### Gespeicherte Zeilen ###
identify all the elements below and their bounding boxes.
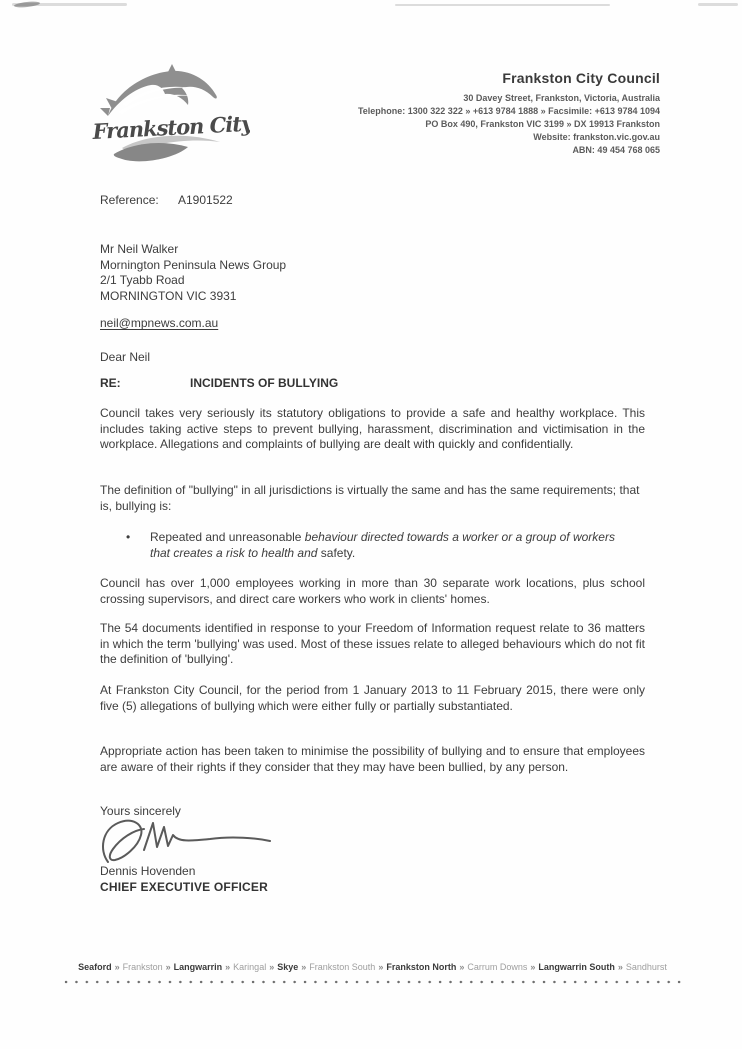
footer-separator: » bbox=[530, 962, 535, 972]
footer-suburbs: Seaford»Frankston»Langwarrin»Karingal»Sk… bbox=[60, 962, 685, 972]
scanned-letter-page: Frankston City Frankston City Council 30… bbox=[0, 0, 742, 1049]
phone-line: Telephone: 1300 322 322 » +613 9784 1888… bbox=[330, 105, 660, 118]
footer-separator: » bbox=[269, 962, 274, 972]
signature-handwriting bbox=[98, 816, 293, 866]
recipient-street: 2/1 Tyabb Road bbox=[100, 273, 645, 289]
bullet-icon: • bbox=[126, 530, 130, 546]
recipient-org: Mornington Peninsula News Group bbox=[100, 258, 645, 274]
address-line: 30 Davey Street, Frankston, Victoria, Au… bbox=[330, 92, 660, 105]
reference-number: A1901522 bbox=[178, 193, 233, 207]
bullet-regular-start: Repeated and unreasonable bbox=[150, 530, 305, 544]
paragraph: The 54 documents identified in response … bbox=[100, 621, 645, 668]
recipient-email-row: neil@mpnews.com.au bbox=[100, 316, 645, 330]
scan-artifact bbox=[698, 3, 738, 6]
dolphin-icon bbox=[100, 64, 217, 116]
reference-label: Reference: bbox=[100, 193, 178, 207]
letterhead-address-block: Frankston City Council 30 Davey Street, … bbox=[330, 70, 660, 157]
subject-title: INCIDENTS OF BULLYING bbox=[190, 376, 338, 390]
footer-separator: » bbox=[301, 962, 306, 972]
recipient-name: Mr Neil Walker bbox=[100, 242, 645, 258]
footer-separator: » bbox=[166, 962, 171, 972]
paragraph: At Frankston City Council, for the perio… bbox=[100, 683, 645, 714]
footer-suburb: Frankston South bbox=[309, 962, 375, 972]
signatory-title: CHIEF EXECUTIVE OFFICER bbox=[100, 880, 645, 894]
footer-separator: » bbox=[459, 962, 464, 972]
footer-separator: » bbox=[225, 962, 230, 972]
recipient-address: Mr Neil Walker Mornington Peninsula News… bbox=[100, 242, 645, 304]
footer-suburb: Skye bbox=[277, 962, 298, 972]
footer-suburb: Seaford bbox=[78, 962, 112, 972]
footer-suburb: Karingal bbox=[233, 962, 266, 972]
recipient-city: MORNINGTON VIC 3931 bbox=[100, 289, 645, 305]
recipient-email: neil@mpnews.com.au bbox=[100, 316, 218, 330]
pobox-line: PO Box 490, Frankston VIC 3199 » DX 1991… bbox=[330, 118, 660, 131]
footer-suburb: Frankston North bbox=[386, 962, 456, 972]
footer-suburb: Sandhurst bbox=[626, 962, 667, 972]
bullet-item: • Repeated and unreasonable behaviour di… bbox=[100, 530, 620, 561]
footer-suburb: Frankston bbox=[123, 962, 163, 972]
bullet-text: Repeated and unreasonable behaviour dire… bbox=[150, 530, 620, 561]
footer-suburb: Langwarrin South bbox=[538, 962, 615, 972]
salutation: Dear Neil bbox=[100, 350, 645, 364]
paragraph: The definition of "bullying" in all juri… bbox=[100, 483, 645, 514]
signatory-name: Dennis Hovenden bbox=[100, 864, 645, 878]
scan-artifact bbox=[14, 1, 40, 9]
abn-line: ABN: 49 454 768 065 bbox=[330, 144, 660, 157]
paragraph: Appropriate action has been taken to min… bbox=[100, 744, 645, 775]
subject-row: RE:INCIDENTS OF BULLYING bbox=[100, 376, 645, 390]
footer-suburb: Carrum Downs bbox=[467, 962, 527, 972]
paragraph: Council takes very seriously its statuto… bbox=[100, 406, 645, 453]
footer-separator: » bbox=[115, 962, 120, 972]
website-line: Website: frankston.vic.gov.au bbox=[330, 131, 660, 144]
council-name: Frankston City Council bbox=[330, 70, 660, 86]
footer-dotted-line bbox=[64, 980, 686, 984]
council-logo: Frankston City bbox=[92, 62, 250, 168]
footer-separator: » bbox=[378, 962, 383, 972]
footer-separator: » bbox=[618, 962, 623, 972]
subject-label: RE: bbox=[100, 376, 190, 390]
scan-artifact bbox=[395, 4, 610, 6]
bullet-regular-end: safety. bbox=[317, 546, 355, 560]
paragraph: Council has over 1,000 employees working… bbox=[100, 576, 645, 607]
footer-suburb: Langwarrin bbox=[174, 962, 223, 972]
reference-row: Reference:A1901522 bbox=[100, 193, 645, 207]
###
- _Aufgabenbeschreibung_
Wähle alle Zeilen oben aus, in denen das Wort "Walker" vorkommt, und gib sie unverändert wieder. Groß- und Kleinschreibung ist zu beachten.

- _Vollständige Ausgabe_
recipient-name: Mr Neil Walker bbox=[100, 242, 645, 258]
recipient-address: Mr Neil Walker Mornington Peninsula News… bbox=[100, 242, 645, 304]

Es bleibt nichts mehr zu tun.